## Task directions
Retype the whole listing below, character for character.

## Dataset excerpts
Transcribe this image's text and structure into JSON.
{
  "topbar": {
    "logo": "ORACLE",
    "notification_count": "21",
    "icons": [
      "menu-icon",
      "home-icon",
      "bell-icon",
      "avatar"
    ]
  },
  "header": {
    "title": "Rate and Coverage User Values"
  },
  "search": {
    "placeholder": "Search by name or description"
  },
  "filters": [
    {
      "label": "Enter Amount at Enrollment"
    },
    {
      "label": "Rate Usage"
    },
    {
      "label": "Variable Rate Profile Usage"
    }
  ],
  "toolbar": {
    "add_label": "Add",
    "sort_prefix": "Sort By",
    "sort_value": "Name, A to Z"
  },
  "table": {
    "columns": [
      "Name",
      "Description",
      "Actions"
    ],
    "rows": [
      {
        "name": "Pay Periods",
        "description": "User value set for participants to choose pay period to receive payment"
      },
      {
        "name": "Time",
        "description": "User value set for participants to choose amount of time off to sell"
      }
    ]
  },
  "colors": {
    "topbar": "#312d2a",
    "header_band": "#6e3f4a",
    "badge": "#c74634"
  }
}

## Exercise output
Transcribe this image's text and structure into JSON.
{
  "topbar": {
    "logo": "ORACLE",
    "notification_count": "21",
    "icons": [
      "menu-icon",
      "home-icon",
      "bell-icon",
      "avatar"
    ]
  },
  "header": {
    "title": "Rate and Coverage User Values"
  },
  "search": {
    "placeholder": "Search by name or description"
  },
  "filters": [
    {
      "label": "Enter Amount at Enrollment"
    },
    {
      "label": "Rate Usage"
    },
    {
      "label": "Variable Rate Profile Usage"
    }
  ],
  "toolbar": {
    "add_label": "Add",
    "sort_prefix": "Sort By",
    "sort_value": "Name, A to Z"
  },
  "table": {
    "columns": [
      "Name",
      "Description",
      "Actions"
    ],
    "rows": [
      {
        "name": "Pay Periods",
        "description": "User value set for participants to choose pay period to receive payment"
      },
      {
        "name": "Time",
        "description": "User value set for participants to choose amount of time off to sell"
      }
    ]
  },
  "colors": {
    "topbar": "#312d2a",
    "header_band": "#6e3f4a",
    "badge": "#c74634"
  }
}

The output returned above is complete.